_Short task_: Every entry below should be printed exactly, without its images.

_Material for this exercise_:
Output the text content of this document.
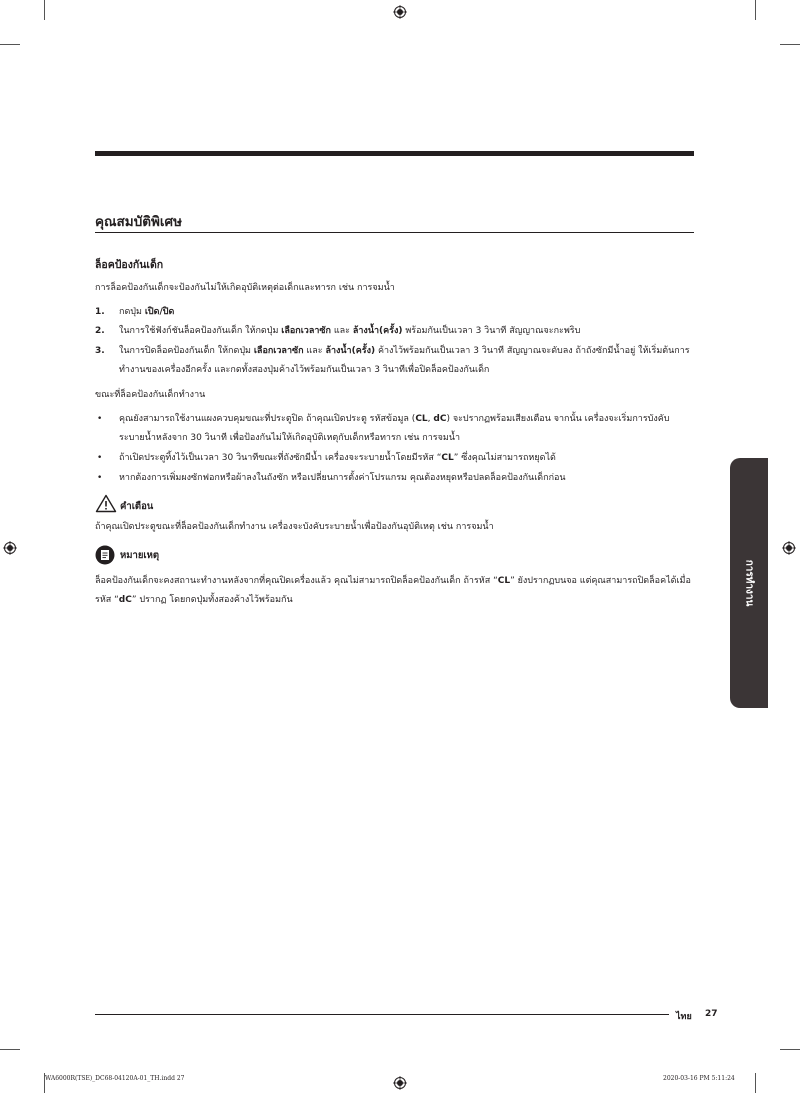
คุณสมบัติพิเศษ
ล็อคป้องกันเด็ก
การล็อคป้องกันเด็กจะป้องกันไม่ให้เกิดอุบัติเหตุต่อเด็กและทารก เช่น การจมน้ำ
1. กดปุ่ม เปิด/ปิด
2. ในการใช้ฟังก์ชันล็อคป้องกันเด็ก ให้กดปุ่ม เลือกเวลาซัก และ ล้างน้ำ(ครั้ง) พร้อมกันเป็นเวลา 3 วินาที สัญญาณจะกะพริบ
3. ในการปิดล็อคป้องกันเด็ก ให้กดปุ่ม เลือกเวลาซัก และ ล้างน้ำ(ครั้ง) ค้างไว้พร้อมกันเป็นเวลา 3 วินาที สัญญาณจะดับลง ถ้าถังซักมีน้ำอยู่ ให้เริ่มต้นการทำงานของเครื่องอีกครั้ง และกดทั้งสองปุ่มค้างไว้พร้อมกันเป็นเวลา 3 วินาทีเพื่อปิดล็อคป้องกันเด็ก
ขณะที่ล็อคป้องกันเด็กทำงาน
• คุณยังสามารถใช้งานแผงควบคุมขณะที่ประตูปิด ถ้าคุณเปิดประตู รหัสข้อมูล (CL, dC) จะปรากฏพร้อมเสียงเตือน จากนั้น เครื่องจะเริ่มการบังคับระบายน้ำหลังจาก 30 วินาที เพื่อป้องกันไม่ให้เกิดอุบัติเหตุกับเด็กหรือทารก เช่น การจมน้ำ
• ถ้าเปิดประตูทิ้งไว้เป็นเวลา 30 วินาทีขณะที่ถังซักมีน้ำ เครื่องจะระบายน้ำโดยมีรหัส “CL” ซึ่งคุณไม่สามารถหยุดได้
• หากต้องการเพิ่มผงซักฟอกหรือผ้าลงในถังซัก หรือเปลี่ยนการตั้งค่าโปรแกรม คุณต้องหยุดหรือปลดล็อคป้องกันเด็กก่อน
คำเตือน
ถ้าคุณเปิดประตูขณะที่ล็อคป้องกันเด็กทำงาน เครื่องจะบังคับระบายน้ำเพื่อป้องกันอุบัติเหตุ เช่น การจมน้ำ
หมายเหตุ
ล็อคป้องกันเด็กจะคงสถานะทำงานหลังจากที่คุณปิดเครื่องแล้ว คุณไม่สามารถปิดล็อคป้องกันเด็ก ถ้ารหัส “CL” ยังปรากฏบนจอ แต่คุณสามารถปิดล็อคได้เมื่อรหัส “dC” ปรากฏ โดยกดปุ่มทั้งสองค้างไว้พร้อมกัน	การทำงาน
ไทย 27
WA6000R(TSE)_DC68-04120A-01_TH.indd 27	2020-03-16 PM 5:11:24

_Task output_:
Output the text content of this document.
คุณสมบัติพิเศษ
ล็อคป้องกันเด็ก
การล็อคป้องกันเด็กจะป้องกันไม่ให้เกิดอุบัติเหตุต่อเด็กและทารก เช่น การจมน้ำ
1. กดปุ่ม เปิด/ปิด
2. ในการใช้ฟังก์ชันล็อคป้องกันเด็ก ให้กดปุ่ม เลือกเวลาซัก และ ล้างน้ำ(ครั้ง) พร้อมกันเป็นเวลา 3 วินาที สัญญาณจะกะพริบ
3. ในการปิดล็อคป้องกันเด็ก ให้กดปุ่ม เลือกเวลาซัก และ ล้างน้ำ(ครั้ง) ค้างไว้พร้อมกันเป็นเวลา 3 วินาที สัญญาณจะดับลง ถ้าถังซักมีน้ำอยู่ ให้เริ่มต้นการทำงานของเครื่องอีกครั้ง และกดทั้งสองปุ่มค้างไว้พร้อมกันเป็นเวลา 3 วินาทีเพื่อปิดล็อคป้องกันเด็ก
ขณะที่ล็อคป้องกันเด็กทำงาน
• คุณยังสามารถใช้งานแผงควบคุมขณะที่ประตูปิด ถ้าคุณเปิดประตู รหัสข้อมูล (CL, dC) จะปรากฏพร้อมเสียงเตือน จากนั้น เครื่องจะเริ่มการบังคับระบายน้ำหลังจาก 30 วินาที เพื่อป้องกันไม่ให้เกิดอุบัติเหตุกับเด็กหรือทารก เช่น การจมน้ำ
• ถ้าเปิดประตูทิ้งไว้เป็นเวลา 30 วินาทีขณะที่ถังซักมีน้ำ เครื่องจะระบายน้ำโดยมีรหัส “CL” ซึ่งคุณไม่สามารถหยุดได้
• หากต้องการเพิ่มผงซักฟอกหรือผ้าลงในถังซัก หรือเปลี่ยนการตั้งค่าโปรแกรม คุณต้องหยุดหรือปลดล็อคป้องกันเด็กก่อน
คำเตือน
ถ้าคุณเปิดประตูขณะที่ล็อคป้องกันเด็กทำงาน เครื่องจะบังคับระบายน้ำเพื่อป้องกันอุบัติเหตุ เช่น การจมน้ำ
หมายเหตุ
ล็อคป้องกันเด็กจะคงสถานะทำงานหลังจากที่คุณปิดเครื่องแล้ว คุณไม่สามารถปิดล็อคป้องกันเด็ก ถ้ารหัส “CL” ยังปรากฏบนจอ แต่คุณสามารถปิดล็อคได้เมื่อรหัส “dC” ปรากฏ โดยกดปุ่มทั้งสองค้างไว้พร้อมกัน	การทำงาน
ไทย 27
WA6000R(TSE)_DC68-04120A-01_TH.indd 27	2020-03-16 PM 5:11:24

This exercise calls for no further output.